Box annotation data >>
------------
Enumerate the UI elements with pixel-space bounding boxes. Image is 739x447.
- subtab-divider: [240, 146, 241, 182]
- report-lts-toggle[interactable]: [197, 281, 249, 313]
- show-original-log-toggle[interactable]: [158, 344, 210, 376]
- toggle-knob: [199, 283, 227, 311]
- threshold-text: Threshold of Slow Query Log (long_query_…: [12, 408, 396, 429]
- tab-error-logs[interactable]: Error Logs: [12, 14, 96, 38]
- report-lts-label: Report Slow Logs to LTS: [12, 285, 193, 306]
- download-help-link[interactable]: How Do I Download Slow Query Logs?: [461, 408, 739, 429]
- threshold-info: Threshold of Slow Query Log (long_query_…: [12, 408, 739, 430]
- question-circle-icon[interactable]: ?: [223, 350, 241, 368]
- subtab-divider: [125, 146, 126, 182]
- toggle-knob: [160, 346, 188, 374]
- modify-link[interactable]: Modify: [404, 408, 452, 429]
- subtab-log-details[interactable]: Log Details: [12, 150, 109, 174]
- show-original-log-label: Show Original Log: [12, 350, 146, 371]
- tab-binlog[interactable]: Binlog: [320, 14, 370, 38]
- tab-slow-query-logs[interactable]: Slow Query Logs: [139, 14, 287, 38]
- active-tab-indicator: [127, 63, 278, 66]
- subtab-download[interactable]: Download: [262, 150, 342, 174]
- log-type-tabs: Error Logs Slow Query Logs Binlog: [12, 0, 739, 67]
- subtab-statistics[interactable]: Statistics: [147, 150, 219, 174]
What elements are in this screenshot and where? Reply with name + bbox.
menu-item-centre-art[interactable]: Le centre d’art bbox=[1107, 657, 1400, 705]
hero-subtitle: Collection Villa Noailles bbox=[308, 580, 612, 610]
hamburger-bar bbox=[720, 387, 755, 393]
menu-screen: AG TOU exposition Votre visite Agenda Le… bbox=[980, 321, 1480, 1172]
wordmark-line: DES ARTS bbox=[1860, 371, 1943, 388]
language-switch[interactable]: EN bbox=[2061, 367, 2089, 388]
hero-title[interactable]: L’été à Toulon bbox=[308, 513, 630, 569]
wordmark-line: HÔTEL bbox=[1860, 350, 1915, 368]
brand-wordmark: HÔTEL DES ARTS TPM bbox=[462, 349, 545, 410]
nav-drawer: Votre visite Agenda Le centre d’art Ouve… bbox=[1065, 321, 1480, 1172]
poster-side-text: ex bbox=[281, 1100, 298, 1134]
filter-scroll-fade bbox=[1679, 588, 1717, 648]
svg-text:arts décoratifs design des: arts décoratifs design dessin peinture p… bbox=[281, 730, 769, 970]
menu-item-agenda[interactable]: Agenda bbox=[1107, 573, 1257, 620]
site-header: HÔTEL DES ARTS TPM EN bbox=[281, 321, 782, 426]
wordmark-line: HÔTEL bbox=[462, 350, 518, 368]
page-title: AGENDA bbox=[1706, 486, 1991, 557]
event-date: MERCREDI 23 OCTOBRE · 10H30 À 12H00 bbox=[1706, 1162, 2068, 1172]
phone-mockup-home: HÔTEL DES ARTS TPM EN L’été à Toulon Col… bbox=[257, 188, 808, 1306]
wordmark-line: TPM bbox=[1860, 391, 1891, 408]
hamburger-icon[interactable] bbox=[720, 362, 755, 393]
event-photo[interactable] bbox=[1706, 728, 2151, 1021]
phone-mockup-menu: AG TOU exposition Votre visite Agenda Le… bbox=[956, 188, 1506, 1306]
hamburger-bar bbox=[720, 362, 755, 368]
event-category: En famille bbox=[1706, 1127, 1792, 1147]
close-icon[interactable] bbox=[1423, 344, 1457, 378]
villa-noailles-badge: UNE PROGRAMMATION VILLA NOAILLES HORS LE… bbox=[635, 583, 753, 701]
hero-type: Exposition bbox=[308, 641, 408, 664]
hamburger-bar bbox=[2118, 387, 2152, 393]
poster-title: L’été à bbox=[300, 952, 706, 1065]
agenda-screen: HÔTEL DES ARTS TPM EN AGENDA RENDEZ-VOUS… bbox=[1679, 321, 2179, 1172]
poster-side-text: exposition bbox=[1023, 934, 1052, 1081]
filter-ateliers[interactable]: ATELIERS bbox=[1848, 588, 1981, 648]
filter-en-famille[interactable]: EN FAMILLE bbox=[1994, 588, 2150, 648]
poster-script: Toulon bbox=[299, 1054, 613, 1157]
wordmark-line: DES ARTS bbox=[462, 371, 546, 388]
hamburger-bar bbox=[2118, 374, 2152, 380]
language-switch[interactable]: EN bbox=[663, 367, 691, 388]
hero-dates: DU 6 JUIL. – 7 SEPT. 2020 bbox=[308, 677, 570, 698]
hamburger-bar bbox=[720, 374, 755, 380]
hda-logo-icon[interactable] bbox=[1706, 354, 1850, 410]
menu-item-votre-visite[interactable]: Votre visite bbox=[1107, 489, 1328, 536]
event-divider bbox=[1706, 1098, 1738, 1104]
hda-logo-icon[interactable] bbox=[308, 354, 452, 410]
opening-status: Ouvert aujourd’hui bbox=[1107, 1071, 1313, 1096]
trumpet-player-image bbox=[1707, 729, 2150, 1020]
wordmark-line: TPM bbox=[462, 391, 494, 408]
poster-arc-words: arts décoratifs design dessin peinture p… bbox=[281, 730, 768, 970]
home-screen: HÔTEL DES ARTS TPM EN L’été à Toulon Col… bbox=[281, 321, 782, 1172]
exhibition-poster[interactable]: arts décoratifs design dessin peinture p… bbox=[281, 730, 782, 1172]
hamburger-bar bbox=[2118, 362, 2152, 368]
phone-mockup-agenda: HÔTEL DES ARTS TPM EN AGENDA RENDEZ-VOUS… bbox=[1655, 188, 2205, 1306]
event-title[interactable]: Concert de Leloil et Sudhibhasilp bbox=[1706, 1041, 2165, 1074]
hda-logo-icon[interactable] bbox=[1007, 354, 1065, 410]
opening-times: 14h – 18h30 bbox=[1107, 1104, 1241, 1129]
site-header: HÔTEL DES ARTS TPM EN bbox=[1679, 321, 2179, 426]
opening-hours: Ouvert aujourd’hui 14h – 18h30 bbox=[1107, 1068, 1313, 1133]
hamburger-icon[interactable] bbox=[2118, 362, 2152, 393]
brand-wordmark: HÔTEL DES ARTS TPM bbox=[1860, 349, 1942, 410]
------------
Your instructions >> Reproduce every one of the items shown above, line for line.

Task output >>
Enumerate the UI elements with pixel-space bounding boxes. Image is 739x447.
- subtab-divider: [240, 146, 241, 182]
- report-lts-toggle[interactable]: [197, 281, 249, 313]
- show-original-log-toggle[interactable]: [158, 344, 210, 376]
- toggle-knob: [199, 283, 227, 311]
- threshold-text: Threshold of Slow Query Log (long_query_…: [12, 408, 396, 429]
- tab-error-logs[interactable]: Error Logs: [12, 14, 96, 38]
- report-lts-label: Report Slow Logs to LTS: [12, 285, 193, 306]
- download-help-link[interactable]: How Do I Download Slow Query Logs?: [461, 408, 739, 429]
- threshold-info: Threshold of Slow Query Log (long_query_…: [12, 408, 739, 430]
- question-circle-icon[interactable]: ?: [223, 350, 241, 368]
- subtab-divider: [125, 146, 126, 182]
- toggle-knob: [160, 346, 188, 374]
- modify-link[interactable]: Modify: [404, 408, 452, 429]
- subtab-log-details[interactable]: Log Details: [12, 150, 109, 174]
- show-original-log-label: Show Original Log: [12, 350, 146, 371]
- tab-binlog[interactable]: Binlog: [320, 14, 370, 38]
- tab-slow-query-logs[interactable]: Slow Query Logs: [139, 14, 287, 38]
- active-tab-indicator: [127, 63, 278, 66]
- subtab-download[interactable]: Download: [262, 150, 342, 174]
- log-type-tabs: Error Logs Slow Query Logs Binlog: [12, 0, 739, 67]
- subtab-statistics[interactable]: Statistics: [147, 150, 219, 174]
What elements are in this screenshot and where? Reply with name + bbox.
menu-item-centre-art[interactable]: Le centre d’art bbox=[1107, 657, 1400, 705]
hero-subtitle: Collection Villa Noailles bbox=[308, 580, 612, 610]
hamburger-bar bbox=[720, 387, 755, 393]
menu-screen: AG TOU exposition Votre visite Agenda Le… bbox=[980, 321, 1480, 1172]
wordmark-line: DES ARTS bbox=[1860, 371, 1943, 388]
language-switch[interactable]: EN bbox=[2061, 367, 2089, 388]
hero-title[interactable]: L’été à Toulon bbox=[308, 513, 630, 569]
wordmark-line: HÔTEL bbox=[1860, 350, 1915, 368]
brand-wordmark: HÔTEL DES ARTS TPM bbox=[462, 349, 545, 410]
nav-drawer: Votre visite Agenda Le centre d’art Ouve… bbox=[1065, 321, 1480, 1172]
poster-side-text: ex bbox=[281, 1100, 298, 1134]
filter-scroll-fade bbox=[1679, 588, 1717, 648]
svg-text:arts décoratifs design des: arts décoratifs design dessin peinture p… bbox=[281, 730, 769, 970]
menu-item-agenda[interactable]: Agenda bbox=[1107, 573, 1257, 620]
site-header: HÔTEL DES ARTS TPM EN bbox=[281, 321, 782, 426]
wordmark-line: HÔTEL bbox=[462, 350, 518, 368]
page-title: AGENDA bbox=[1706, 486, 1991, 557]
event-date: MERCREDI 23 OCTOBRE · 10H30 À 12H00 bbox=[1706, 1162, 2068, 1172]
phone-mockup-home: HÔTEL DES ARTS TPM EN L’été à Toulon Col… bbox=[257, 188, 808, 1306]
wordmark-line: TPM bbox=[1860, 391, 1891, 408]
hamburger-icon[interactable] bbox=[720, 362, 755, 393]
event-photo[interactable] bbox=[1706, 728, 2151, 1021]
phone-mockup-menu: AG TOU exposition Votre visite Agenda Le… bbox=[956, 188, 1506, 1306]
hamburger-bar bbox=[720, 362, 755, 368]
event-category: En famille bbox=[1706, 1127, 1792, 1147]
close-icon[interactable] bbox=[1423, 344, 1457, 378]
villa-noailles-badge: UNE PROGRAMMATION VILLA NOAILLES HORS LE… bbox=[635, 583, 753, 701]
hero-type: Exposition bbox=[308, 641, 408, 664]
hamburger-bar bbox=[2118, 387, 2152, 393]
poster-title: L’été à bbox=[300, 952, 706, 1065]
agenda-screen: HÔTEL DES ARTS TPM EN AGENDA RENDEZ-VOUS… bbox=[1679, 321, 2179, 1172]
poster-side-text: exposition bbox=[1023, 934, 1052, 1081]
filter-ateliers[interactable]: ATELIERS bbox=[1848, 588, 1981, 648]
filter-en-famille[interactable]: EN FAMILLE bbox=[1994, 588, 2150, 648]
poster-script: Toulon bbox=[299, 1054, 613, 1157]
wordmark-line: DES ARTS bbox=[462, 371, 546, 388]
hamburger-bar bbox=[2118, 374, 2152, 380]
language-switch[interactable]: EN bbox=[663, 367, 691, 388]
hero-dates: DU 6 JUIL. – 7 SEPT. 2020 bbox=[308, 677, 570, 698]
hamburger-bar bbox=[720, 374, 755, 380]
hda-logo-icon[interactable] bbox=[1706, 354, 1850, 410]
menu-item-votre-visite[interactable]: Votre visite bbox=[1107, 489, 1328, 536]
event-divider bbox=[1706, 1098, 1738, 1104]
hda-logo-icon[interactable] bbox=[308, 354, 452, 410]
opening-status: Ouvert aujourd’hui bbox=[1107, 1071, 1313, 1096]
trumpet-player-image bbox=[1707, 729, 2150, 1020]
wordmark-line: TPM bbox=[462, 391, 494, 408]
poster-arc-words: arts décoratifs design dessin peinture p… bbox=[281, 730, 768, 970]
home-screen: HÔTEL DES ARTS TPM EN L’été à Toulon Col… bbox=[281, 321, 782, 1172]
exhibition-poster[interactable]: arts décoratifs design dessin peinture p… bbox=[281, 730, 782, 1172]
hamburger-bar bbox=[2118, 362, 2152, 368]
phone-mockup-agenda: HÔTEL DES ARTS TPM EN AGENDA RENDEZ-VOUS… bbox=[1655, 188, 2205, 1306]
event-title[interactable]: Concert de Leloil et Sudhibhasilp bbox=[1706, 1041, 2165, 1074]
hda-logo-icon[interactable] bbox=[1007, 354, 1065, 410]
opening-times: 14h – 18h30 bbox=[1107, 1104, 1241, 1129]
site-header: HÔTEL DES ARTS TPM EN bbox=[1679, 321, 2179, 426]
opening-hours: Ouvert aujourd’hui 14h – 18h30 bbox=[1107, 1068, 1313, 1133]
hamburger-icon[interactable] bbox=[2118, 362, 2152, 393]
brand-wordmark: HÔTEL DES ARTS TPM bbox=[1860, 349, 1942, 410]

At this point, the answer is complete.